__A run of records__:
──────
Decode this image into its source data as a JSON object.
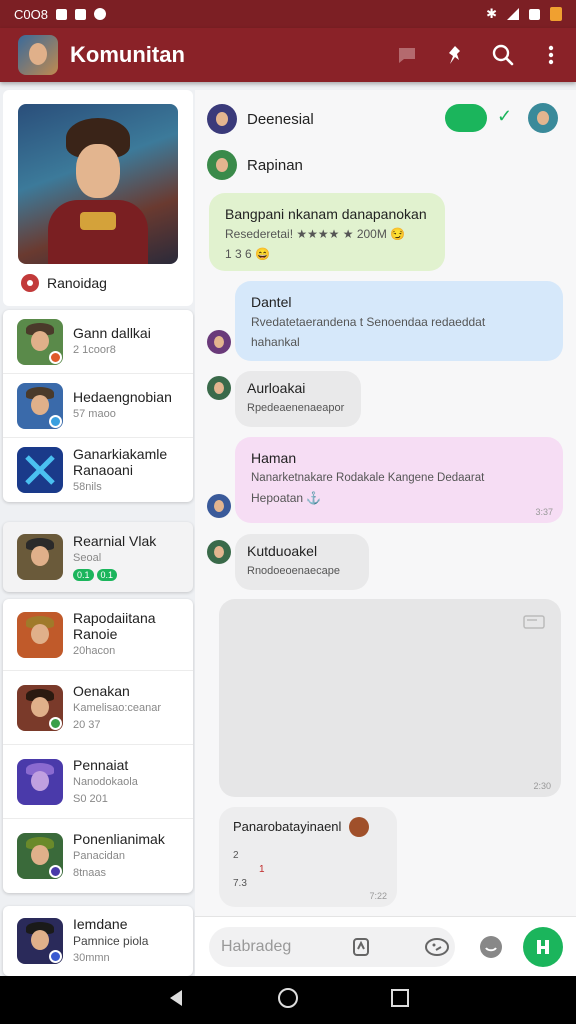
{
  "status_bar": {
    "time": "C0O8"
  },
  "app_bar": {
    "title": "Komunitan"
  },
  "sidebar": {
    "hero_label": "Ranoidag",
    "group1": [
      {
        "name": "Gann dallkai",
        "sub": "2 1coor8",
        "thumb": "#5a8a4a",
        "mini": "#e05a2a"
      },
      {
        "name": "Hedaengnobian",
        "sub": "57 maoo",
        "thumb": "#3a6aaa",
        "mini": "#3aa0e0"
      },
      {
        "name": "Ganarkiakamle Ranaoani",
        "sub": "58nils",
        "thumb": "#1a3a8a",
        "mini": "#f0a030"
      }
    ],
    "active": {
      "name": "Rearnial Vlak",
      "sub": "Seoal",
      "thumb": "#6a5a3a",
      "chips": [
        "0.1",
        "0.1"
      ]
    },
    "group2": [
      {
        "name": "Rapodaiitana Ranoie",
        "sub": "20hacon",
        "thumb": "#c05a2a",
        "mini": ""
      },
      {
        "name": "Oenakan",
        "sub": "Kamelisao:ceanar",
        "sub2": "20 37",
        "thumb": "#7a3a2a",
        "mini": "#3aa04a"
      },
      {
        "name": "Pennaiat",
        "sub": "Nanodokaola",
        "sub2": "S0 201",
        "thumb": "#4a3aaa",
        "mini": ""
      },
      {
        "name": "Ponenlianimak",
        "sub": "Panacidan",
        "sub2": "8tnaas",
        "thumb": "#3a6a3a",
        "mini": "#4a3aaa"
      }
    ],
    "last": {
      "name": "Iemdane",
      "sub": "Pamnice piola",
      "sub2": "30mmn",
      "thumb": "#2a2a5a",
      "mini": "#3a5ad0"
    }
  },
  "chat": {
    "header_name": "Deenesial",
    "second_name": "Rapinan",
    "messages": [
      {
        "title": "Bangpani nkanam danapanokan",
        "line": "Resederetai! ★★★★ ★ 200M 😏",
        "line2": "1 3 6 😄"
      },
      {
        "title": "Dantel",
        "line": "Rvedatetaerandena t Senoendaa redaeddat",
        "line2": "hahankal"
      },
      {
        "title": "Aurloakai",
        "line": "Rpedeaenenaeapor"
      },
      {
        "title": "Haman",
        "line": "Nanarketnakare Rodakale Kangene Dedaarat",
        "line2": "Hepoatan ⚓",
        "time": "3:37"
      },
      {
        "title": "Kutduoakel",
        "line": "Rnodoeoenaecape"
      },
      {
        "time": "2:30"
      },
      {
        "title": "Panarobatayinaenl",
        "line": "2",
        "line2": "1",
        "line3": "7.3",
        "time": "7:22"
      }
    ]
  },
  "composer": {
    "placeholder": "Habradeg"
  },
  "colors": {
    "primary": "#8a2228",
    "accent": "#1bb55c"
  }
}
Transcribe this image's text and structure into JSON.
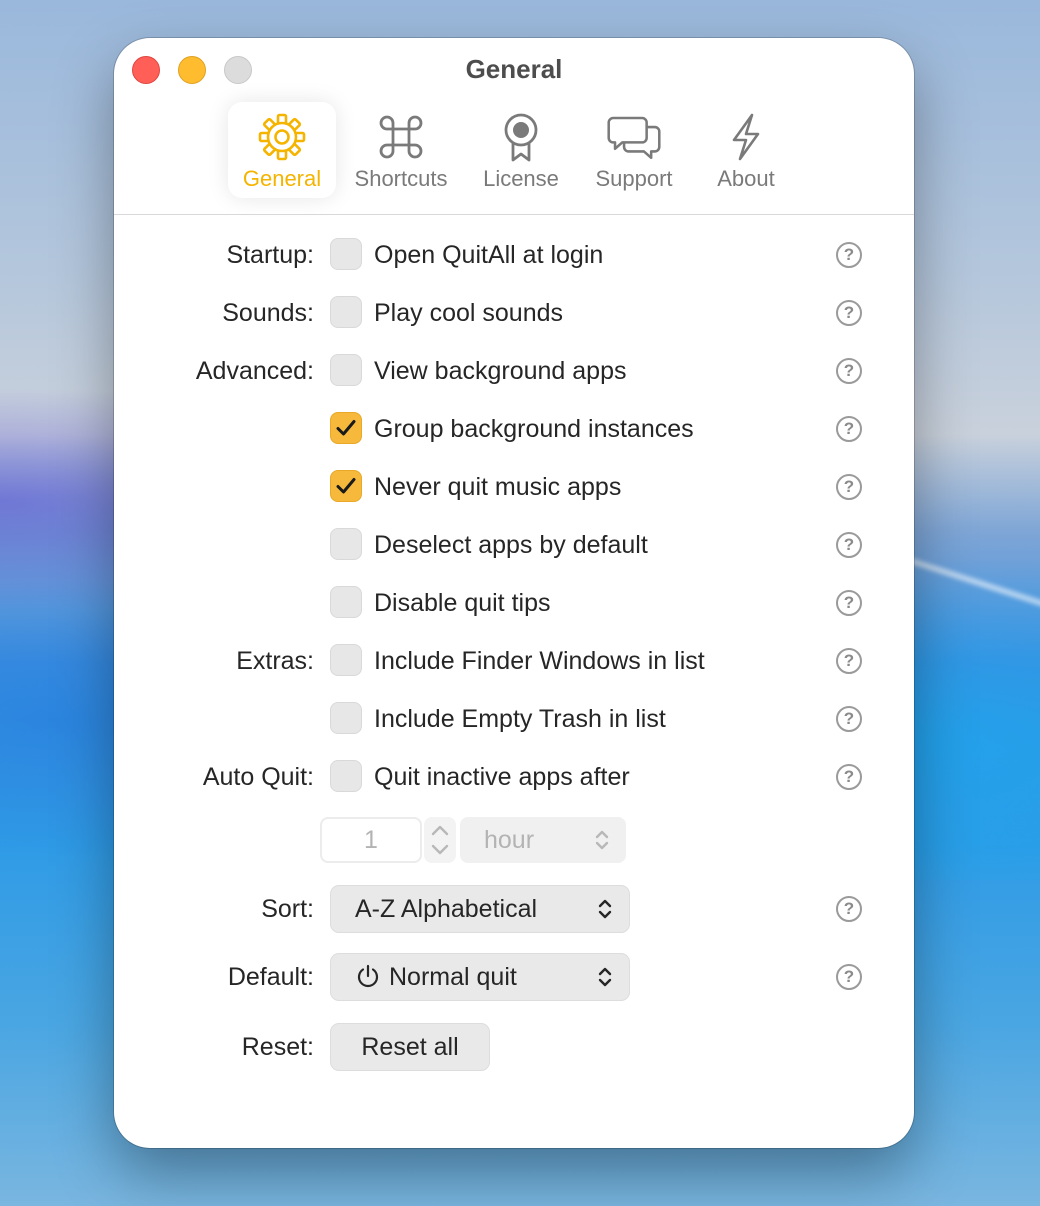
{
  "window": {
    "title": "General",
    "traffic_lights": [
      "close",
      "minimize",
      "zoom"
    ]
  },
  "toolbar": {
    "tabs": [
      {
        "label": "General",
        "icon": "gear-icon",
        "active": true
      },
      {
        "label": "Shortcuts",
        "icon": "command-icon",
        "active": false
      },
      {
        "label": "License",
        "icon": "ribbon-icon",
        "active": false
      },
      {
        "label": "Support",
        "icon": "chat-bubbles-icon",
        "active": false
      },
      {
        "label": "About",
        "icon": "bolt-icon",
        "active": false
      }
    ]
  },
  "settings": {
    "startup": {
      "label": "Startup:",
      "option": "Open QuitAll at login",
      "checked": false
    },
    "sounds": {
      "label": "Sounds:",
      "option": "Play cool sounds",
      "checked": false
    },
    "advanced": {
      "label": "Advanced:",
      "options": [
        {
          "text": "View background apps",
          "checked": false
        },
        {
          "text": "Group background instances",
          "checked": true
        },
        {
          "text": "Never quit music apps",
          "checked": true
        },
        {
          "text": "Deselect apps by default",
          "checked": false
        },
        {
          "text": "Disable quit tips",
          "checked": false
        }
      ]
    },
    "extras": {
      "label": "Extras:",
      "options": [
        {
          "text": "Include Finder Windows in list",
          "checked": false
        },
        {
          "text": "Include Empty Trash in list",
          "checked": false
        }
      ]
    },
    "auto_quit": {
      "label": "Auto Quit:",
      "option": "Quit inactive apps after",
      "checked": false,
      "amount": "1",
      "unit": "hour"
    },
    "sort": {
      "label": "Sort:",
      "value": "A-Z Alphabetical"
    },
    "default": {
      "label": "Default:",
      "value": "Normal quit",
      "icon": "power-icon"
    },
    "reset": {
      "label": "Reset:",
      "button": "Reset all"
    }
  },
  "help_glyph": "?",
  "colors": {
    "accent": "#f4b400",
    "checkbox_checked": "#f6b93b",
    "close": "#ff5f57",
    "minimize": "#febc2e",
    "zoom_inactive": "#dcdcdc"
  }
}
──────
__The exercise__: Omit the images and transcribe all of the records above word for word.

__Task solution__:
Decode this image into its source data as a JSON object.
{
  "status_bar": {
    "time": "C0O8"
  },
  "app_bar": {
    "title": "Komunitan"
  },
  "sidebar": {
    "hero_label": "Ranoidag",
    "group1": [
      {
        "name": "Gann dallkai",
        "sub": "2 1coor8",
        "thumb": "#5a8a4a",
        "mini": "#e05a2a"
      },
      {
        "name": "Hedaengnobian",
        "sub": "57 maoo",
        "thumb": "#3a6aaa",
        "mini": "#3aa0e0"
      },
      {
        "name": "Ganarkiakamle Ranaoani",
        "sub": "58nils",
        "thumb": "#1a3a8a",
        "mini": "#f0a030"
      }
    ],
    "active": {
      "name": "Rearnial Vlak",
      "sub": "Seoal",
      "thumb": "#6a5a3a",
      "chips": [
        "0.1",
        "0.1"
      ]
    },
    "group2": [
      {
        "name": "Rapodaiitana Ranoie",
        "sub": "20hacon",
        "thumb": "#c05a2a",
        "mini": ""
      },
      {
        "name": "Oenakan",
        "sub": "Kamelisao:ceanar",
        "sub2": "20 37",
        "thumb": "#7a3a2a",
        "mini": "#3aa04a"
      },
      {
        "name": "Pennaiat",
        "sub": "Nanodokaola",
        "sub2": "S0 201",
        "thumb": "#4a3aaa",
        "mini": ""
      },
      {
        "name": "Ponenlianimak",
        "sub": "Panacidan",
        "sub2": "8tnaas",
        "thumb": "#3a6a3a",
        "mini": "#4a3aaa"
      }
    ],
    "last": {
      "name": "Iemdane",
      "sub": "Pamnice piola",
      "sub2": "30mmn",
      "thumb": "#2a2a5a",
      "mini": "#3a5ad0"
    }
  },
  "chat": {
    "header_name": "Deenesial",
    "second_name": "Rapinan",
    "messages": [
      {
        "title": "Bangpani nkanam danapanokan",
        "line": "Resederetai! ★★★★ ★ 200M 😏",
        "line2": "1 3 6 😄"
      },
      {
        "title": "Dantel",
        "line": "Rvedatetaerandena t Senoendaa redaeddat",
        "line2": "hahankal"
      },
      {
        "title": "Aurloakai",
        "line": "Rpedeaenenaeapor"
      },
      {
        "title": "Haman",
        "line": "Nanarketnakare Rodakale Kangene Dedaarat",
        "line2": "Hepoatan ⚓",
        "time": "3:37"
      },
      {
        "title": "Kutduoakel",
        "line": "Rnodoeoenaecape"
      },
      {
        "time": "2:30"
      },
      {
        "title": "Panarobatayinaenl",
        "line": "2",
        "line2": "1",
        "line3": "7.3",
        "time": "7:22"
      }
    ]
  },
  "composer": {
    "placeholder": "Habradeg"
  },
  "colors": {
    "primary": "#8a2228",
    "accent": "#1bb55c"
  }
}
Transcribe this image's text and structure into JSON.
{
  "window": {
    "title": "General",
    "traffic_lights": [
      "close",
      "minimize",
      "zoom"
    ]
  },
  "toolbar": {
    "tabs": [
      {
        "label": "General",
        "icon": "gear-icon",
        "active": true
      },
      {
        "label": "Shortcuts",
        "icon": "command-icon",
        "active": false
      },
      {
        "label": "License",
        "icon": "ribbon-icon",
        "active": false
      },
      {
        "label": "Support",
        "icon": "chat-bubbles-icon",
        "active": false
      },
      {
        "label": "About",
        "icon": "bolt-icon",
        "active": false
      }
    ]
  },
  "settings": {
    "startup": {
      "label": "Startup:",
      "option": "Open QuitAll at login",
      "checked": false
    },
    "sounds": {
      "label": "Sounds:",
      "option": "Play cool sounds",
      "checked": false
    },
    "advanced": {
      "label": "Advanced:",
      "options": [
        {
          "text": "View background apps",
          "checked": false
        },
        {
          "text": "Group background instances",
          "checked": true
        },
        {
          "text": "Never quit music apps",
          "checked": true
        },
        {
          "text": "Deselect apps by default",
          "checked": false
        },
        {
          "text": "Disable quit tips",
          "checked": false
        }
      ]
    },
    "extras": {
      "label": "Extras:",
      "options": [
        {
          "text": "Include Finder Windows in list",
          "checked": false
        },
        {
          "text": "Include Empty Trash in list",
          "checked": false
        }
      ]
    },
    "auto_quit": {
      "label": "Auto Quit:",
      "option": "Quit inactive apps after",
      "checked": false,
      "amount": "1",
      "unit": "hour"
    },
    "sort": {
      "label": "Sort:",
      "value": "A-Z Alphabetical"
    },
    "default": {
      "label": "Default:",
      "value": "Normal quit",
      "icon": "power-icon"
    },
    "reset": {
      "label": "Reset:",
      "button": "Reset all"
    }
  },
  "help_glyph": "?",
  "colors": {
    "accent": "#f4b400",
    "checkbox_checked": "#f6b93b",
    "close": "#ff5f57",
    "minimize": "#febc2e",
    "zoom_inactive": "#dcdcdc"
  }
}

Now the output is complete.